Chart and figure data
------

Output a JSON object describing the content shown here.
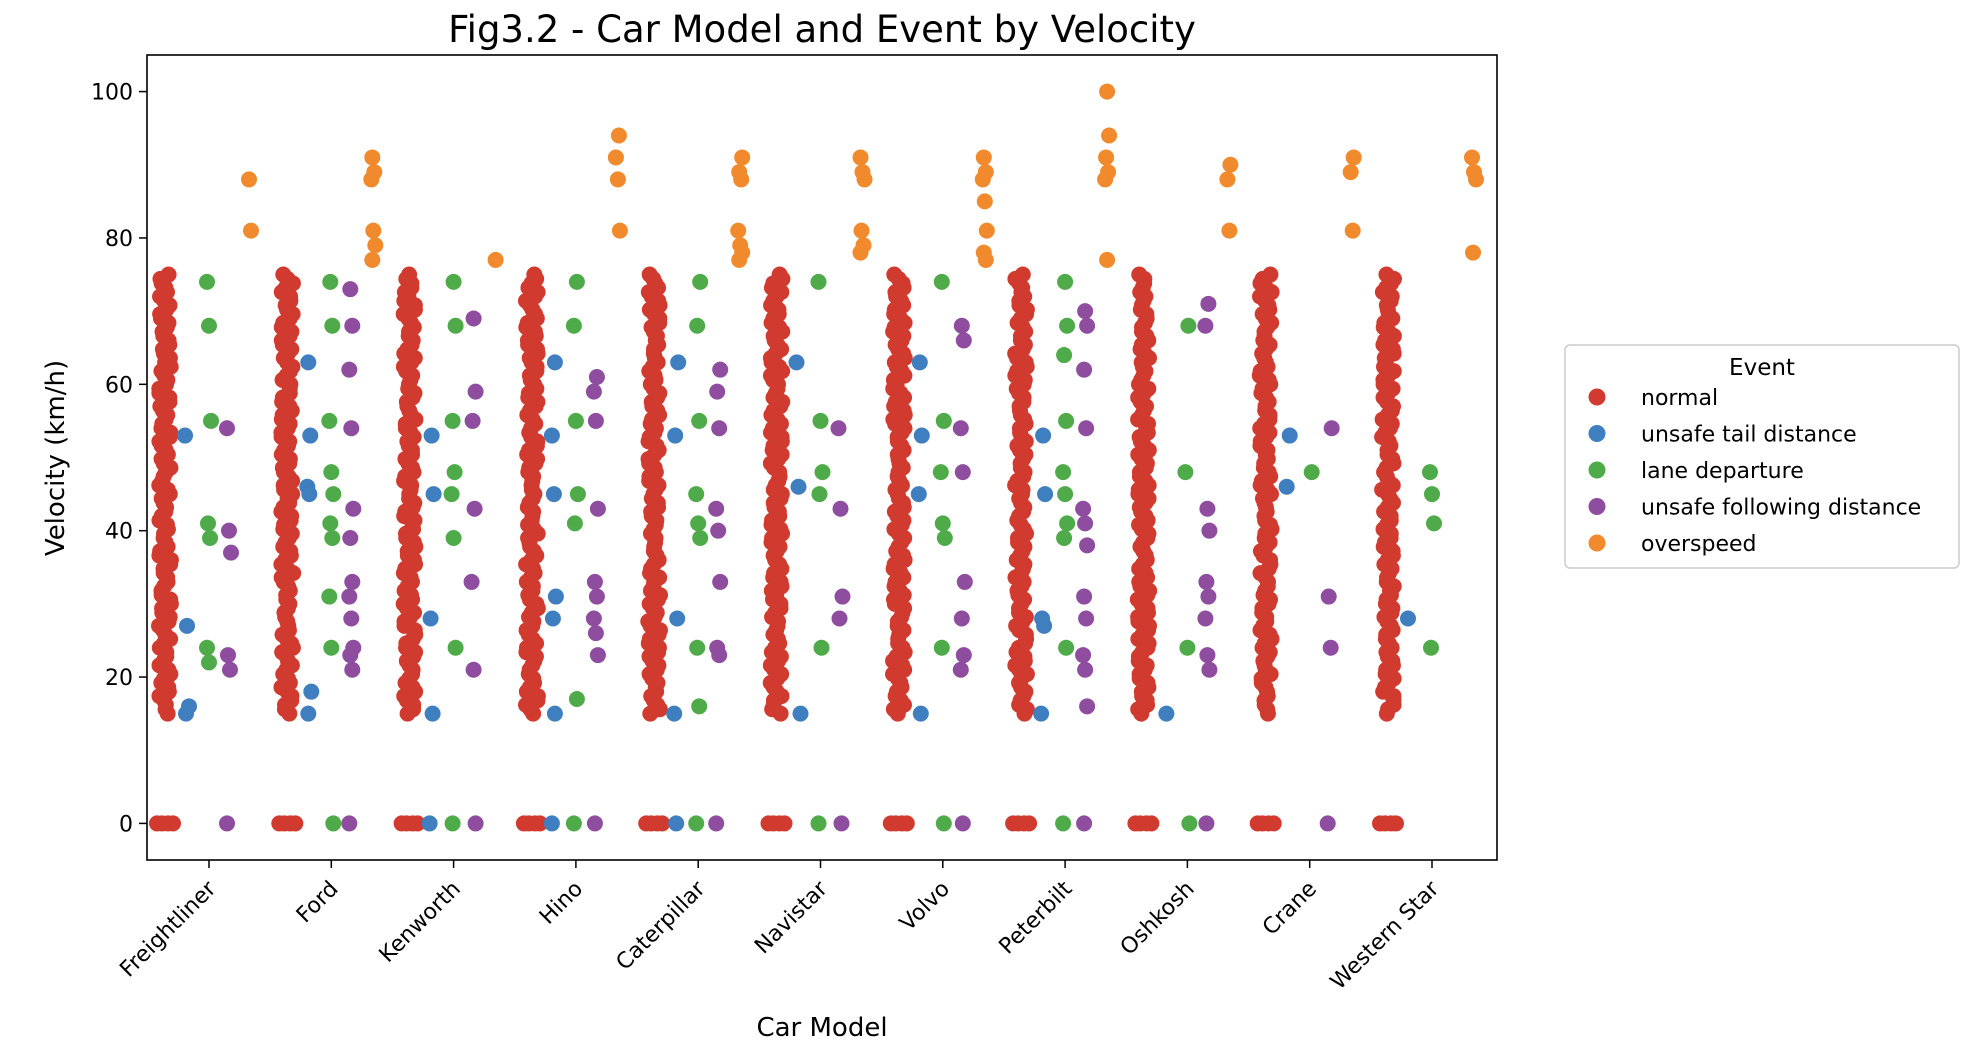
{
  "chart_data": {
    "type": "scatter",
    "title": "Fig3.2 - Car Model and Event by Velocity",
    "xlabel": "Car Model",
    "ylabel": "Velocity (km/h)",
    "ylim": [
      -5,
      105
    ],
    "yticks": [
      0,
      20,
      40,
      60,
      80,
      100
    ],
    "grid": false,
    "legend": {
      "title": "Event",
      "placement": "center-right-outside"
    },
    "categories": [
      "Freightliner",
      "Ford",
      "Kenworth",
      "Hino",
      "Caterpillar",
      "Navistar",
      "Volvo",
      "Peterbilt",
      "Oshkosh",
      "Crane",
      "Western Star"
    ],
    "series": [
      {
        "name": "normal",
        "color": "#d13a2f",
        "bands": {
          "from": 15,
          "to": 75,
          "also": [
            0
          ]
        },
        "categories_present": [
          "Freightliner",
          "Ford",
          "Kenworth",
          "Hino",
          "Caterpillar",
          "Navistar",
          "Volvo",
          "Peterbilt",
          "Oshkosh",
          "Crane",
          "Western Star"
        ]
      },
      {
        "name": "unsafe tail distance",
        "color": "#3f7ebf",
        "values": {
          "Freightliner": [
            53,
            27,
            16,
            15
          ],
          "Ford": [
            63,
            53,
            46,
            45,
            18,
            15
          ],
          "Kenworth": [
            53,
            45,
            28,
            15,
            0
          ],
          "Hino": [
            63,
            53,
            45,
            31,
            28,
            15,
            0
          ],
          "Caterpillar": [
            63,
            53,
            28,
            15,
            0
          ],
          "Navistar": [
            63,
            46,
            15
          ],
          "Volvo": [
            63,
            53,
            45,
            15
          ],
          "Peterbilt": [
            53,
            45,
            28,
            27,
            15
          ],
          "Oshkosh": [
            15
          ],
          "Crane": [
            53,
            46
          ],
          "Western Star": [
            28
          ]
        }
      },
      {
        "name": "lane departure",
        "color": "#4fab4a",
        "values": {
          "Freightliner": [
            74,
            68,
            55,
            41,
            39,
            24,
            22
          ],
          "Ford": [
            74,
            68,
            55,
            48,
            45,
            41,
            39,
            31,
            24,
            0
          ],
          "Kenworth": [
            74,
            68,
            55,
            48,
            45,
            39,
            24,
            0
          ],
          "Hino": [
            74,
            68,
            55,
            45,
            41,
            17,
            0
          ],
          "Caterpillar": [
            74,
            68,
            55,
            45,
            41,
            39,
            24,
            16,
            0
          ],
          "Navistar": [
            74,
            55,
            48,
            45,
            24,
            0
          ],
          "Volvo": [
            74,
            55,
            48,
            41,
            39,
            24,
            0
          ],
          "Peterbilt": [
            74,
            68,
            64,
            55,
            48,
            45,
            41,
            39,
            24,
            0
          ],
          "Oshkosh": [
            68,
            48,
            24,
            0
          ],
          "Crane": [
            48
          ],
          "Western Star": [
            48,
            45,
            41,
            24
          ]
        }
      },
      {
        "name": "unsafe following distance",
        "color": "#8e4d9e",
        "values": {
          "Freightliner": [
            54,
            40,
            37,
            23,
            21,
            0
          ],
          "Ford": [
            73,
            68,
            62,
            54,
            43,
            39,
            33,
            31,
            28,
            24,
            23,
            21,
            0
          ],
          "Kenworth": [
            69,
            59,
            55,
            43,
            33,
            21,
            0
          ],
          "Hino": [
            61,
            59,
            55,
            43,
            33,
            31,
            28,
            26,
            23,
            0
          ],
          "Caterpillar": [
            62,
            59,
            54,
            43,
            40,
            33,
            24,
            23,
            0
          ],
          "Navistar": [
            54,
            43,
            31,
            28,
            0
          ],
          "Volvo": [
            68,
            66,
            54,
            48,
            33,
            28,
            23,
            21,
            0
          ],
          "Peterbilt": [
            70,
            68,
            62,
            54,
            43,
            41,
            38,
            31,
            28,
            23,
            21,
            16,
            0
          ],
          "Oshkosh": [
            71,
            68,
            43,
            40,
            33,
            31,
            28,
            23,
            21,
            0
          ],
          "Crane": [
            54,
            31,
            24,
            0
          ],
          "Western Star": []
        }
      },
      {
        "name": "overspeed",
        "color": "#f08a2c",
        "values": {
          "Freightliner": [
            88,
            81
          ],
          "Ford": [
            91,
            89,
            88,
            81,
            79,
            77
          ],
          "Kenworth": [
            77
          ],
          "Hino": [
            94,
            91,
            88,
            81
          ],
          "Caterpillar": [
            91,
            89,
            88,
            81,
            79,
            78,
            77
          ],
          "Navistar": [
            91,
            89,
            88,
            81,
            79,
            78
          ],
          "Volvo": [
            91,
            89,
            88,
            85,
            81,
            78,
            77
          ],
          "Peterbilt": [
            100,
            94,
            91,
            89,
            88,
            77
          ],
          "Oshkosh": [
            90,
            88,
            81
          ],
          "Crane": [
            91,
            89,
            81
          ],
          "Western Star": [
            91,
            89,
            88,
            78
          ]
        }
      }
    ]
  }
}
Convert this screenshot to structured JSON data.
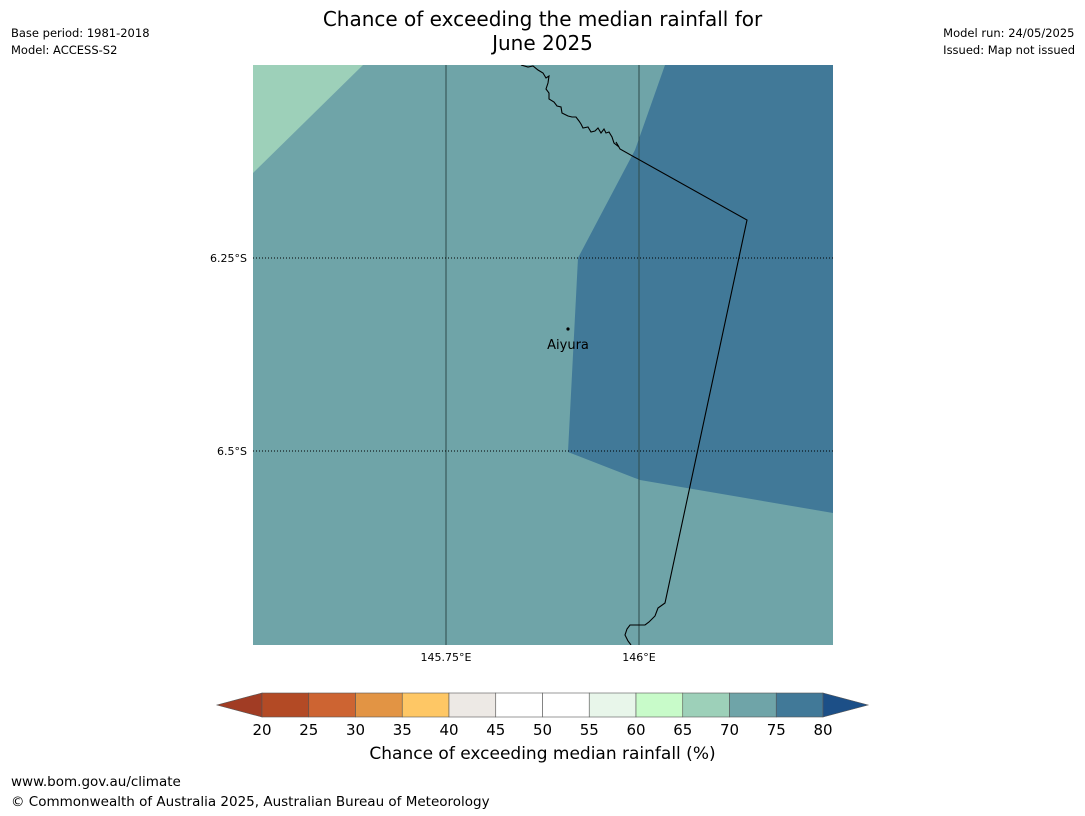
{
  "header": {
    "title_line1": "Chance of exceeding the median rainfall for",
    "title_line2": "June 2025",
    "base_period": "Base period: 1981-2018",
    "model": "Model: ACCESS-S2",
    "model_run": "Model run: 24/05/2025",
    "issued": "Issued: Map not issued"
  },
  "map": {
    "lat_labels": [
      "6.25°S",
      "6.5°S"
    ],
    "lon_labels": [
      "145.75°E",
      "146°E"
    ],
    "place": "Aiyura",
    "colors": {
      "zone_65_70": "#9dd0b9",
      "zone_70_75": "#6fa4a8",
      "zone_75_80": "#417998"
    }
  },
  "colorbar": {
    "ticks": [
      "20",
      "25",
      "30",
      "35",
      "40",
      "45",
      "50",
      "55",
      "60",
      "65",
      "70",
      "75",
      "80"
    ],
    "colors": [
      "#a13c24",
      "#b34a25",
      "#cd6432",
      "#e29444",
      "#fec765",
      "#ede9e5",
      "#ffffff",
      "#ffffff",
      "#e8f6ea",
      "#c8fbc9",
      "#9dd0b9",
      "#6fa4a8",
      "#417998",
      "#1c4f87"
    ],
    "label": "Chance of exceeding median rainfall (%)"
  },
  "footer": {
    "url": "www.bom.gov.au/climate",
    "copyright": "© Commonwealth of Australia 2025, Australian Bureau of Meteorology"
  }
}
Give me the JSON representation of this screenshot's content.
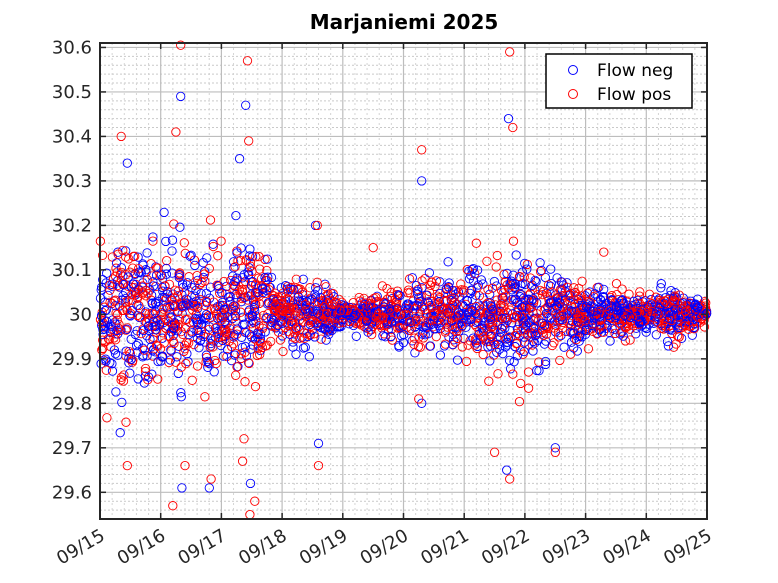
{
  "chart_data": {
    "type": "scatter",
    "title": "Marjaniemi 2025",
    "xlabel": "",
    "ylabel": "",
    "x_tick_labels": [
      "09/15",
      "09/16",
      "09/17",
      "09/18",
      "09/19",
      "09/20",
      "09/21",
      "09/22",
      "09/23",
      "09/24",
      "09/25"
    ],
    "x_ticks_days": [
      15,
      16,
      17,
      18,
      19,
      20,
      21,
      22,
      23,
      24,
      25
    ],
    "xlim_days": [
      15,
      25
    ],
    "y_tick_labels": [
      "29.6",
      "29.7",
      "29.8",
      "29.9",
      "30",
      "30.1",
      "30.2",
      "30.3",
      "30.4",
      "30.5",
      "30.6"
    ],
    "y_ticks": [
      29.6,
      29.7,
      29.8,
      29.9,
      30.0,
      30.1,
      30.2,
      30.3,
      30.4,
      30.5,
      30.6
    ],
    "ylim": [
      29.54,
      30.61
    ],
    "grid": true,
    "minor_grid": true,
    "legend_position": "top-right",
    "marker": "open-circle",
    "mean_value": 30.0,
    "series": [
      {
        "name": "Flow neg",
        "color": "#0000ff"
      },
      {
        "name": "Flow pos",
        "color": "#ff0000"
      }
    ],
    "spread_profile": {
      "day": [
        15.0,
        15.5,
        16.0,
        16.3,
        16.5,
        17.0,
        17.3,
        17.5,
        18.0,
        18.5,
        19.0,
        19.5,
        20.0,
        20.5,
        21.0,
        21.5,
        22.0,
        22.5,
        23.0,
        23.5,
        24.0,
        24.5,
        25.0
      ],
      "std": [
        0.06,
        0.09,
        0.07,
        0.095,
        0.08,
        0.06,
        0.09,
        0.07,
        0.035,
        0.04,
        0.012,
        0.022,
        0.03,
        0.04,
        0.035,
        0.055,
        0.06,
        0.045,
        0.03,
        0.025,
        0.018,
        0.03,
        0.012
      ]
    },
    "outliers": [
      {
        "series": "Flow pos",
        "x_day": 16.33,
        "y": 30.605
      },
      {
        "series": "Flow pos",
        "x_day": 17.43,
        "y": 30.57
      },
      {
        "series": "Flow pos",
        "x_day": 21.75,
        "y": 30.59
      },
      {
        "series": "Flow neg",
        "x_day": 16.33,
        "y": 30.49
      },
      {
        "series": "Flow neg",
        "x_day": 17.4,
        "y": 30.47
      },
      {
        "series": "Flow neg",
        "x_day": 21.73,
        "y": 30.44
      },
      {
        "series": "Flow pos",
        "x_day": 15.35,
        "y": 30.4
      },
      {
        "series": "Flow pos",
        "x_day": 16.25,
        "y": 30.41
      },
      {
        "series": "Flow pos",
        "x_day": 17.45,
        "y": 30.39
      },
      {
        "series": "Flow pos",
        "x_day": 21.8,
        "y": 30.42
      },
      {
        "series": "Flow pos",
        "x_day": 20.3,
        "y": 30.37
      },
      {
        "series": "Flow neg",
        "x_day": 20.3,
        "y": 30.3
      },
      {
        "series": "Flow neg",
        "x_day": 15.45,
        "y": 30.34
      },
      {
        "series": "Flow neg",
        "x_day": 17.3,
        "y": 30.35
      },
      {
        "series": "Flow pos",
        "x_day": 16.2,
        "y": 29.57
      },
      {
        "series": "Flow neg",
        "x_day": 16.35,
        "y": 29.61
      },
      {
        "series": "Flow pos",
        "x_day": 17.47,
        "y": 29.55
      },
      {
        "series": "Flow neg",
        "x_day": 17.48,
        "y": 29.62
      },
      {
        "series": "Flow pos",
        "x_day": 17.55,
        "y": 29.58
      },
      {
        "series": "Flow neg",
        "x_day": 16.8,
        "y": 29.61
      },
      {
        "series": "Flow pos",
        "x_day": 16.83,
        "y": 29.63
      },
      {
        "series": "Flow pos",
        "x_day": 21.75,
        "y": 29.63
      },
      {
        "series": "Flow neg",
        "x_day": 21.7,
        "y": 29.65
      },
      {
        "series": "Flow pos",
        "x_day": 15.45,
        "y": 29.66
      },
      {
        "series": "Flow pos",
        "x_day": 16.4,
        "y": 29.66
      },
      {
        "series": "Flow pos",
        "x_day": 17.35,
        "y": 29.67
      },
      {
        "series": "Flow pos",
        "x_day": 18.6,
        "y": 29.66
      },
      {
        "series": "Flow neg",
        "x_day": 18.6,
        "y": 29.71
      },
      {
        "series": "Flow pos",
        "x_day": 21.5,
        "y": 29.69
      },
      {
        "series": "Flow neg",
        "x_day": 22.5,
        "y": 29.7
      },
      {
        "series": "Flow pos",
        "x_day": 22.5,
        "y": 29.69
      },
      {
        "series": "Flow neg",
        "x_day": 18.55,
        "y": 30.2
      },
      {
        "series": "Flow pos",
        "x_day": 18.58,
        "y": 30.2
      },
      {
        "series": "Flow pos",
        "x_day": 19.5,
        "y": 30.15
      },
      {
        "series": "Flow pos",
        "x_day": 21.2,
        "y": 30.16
      },
      {
        "series": "Flow pos",
        "x_day": 23.3,
        "y": 30.14
      },
      {
        "series": "Flow neg",
        "x_day": 20.3,
        "y": 29.8
      },
      {
        "series": "Flow pos",
        "x_day": 20.25,
        "y": 29.81
      },
      {
        "series": "Flow neg",
        "x_day": 22.9,
        "y": 29.95
      }
    ]
  },
  "legend": {
    "flow_neg_label": "Flow neg",
    "flow_pos_label": "Flow pos"
  }
}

------

• [INSTRUCTIONS TO FOLLOW]
In the records above, locate each line with the word "median". Copy all such lines.

• [THE REPLY]
    "title_line1": "Chance of exceeding the median rainfall for",
    "label": "Chance of exceeding median rainfall (%)"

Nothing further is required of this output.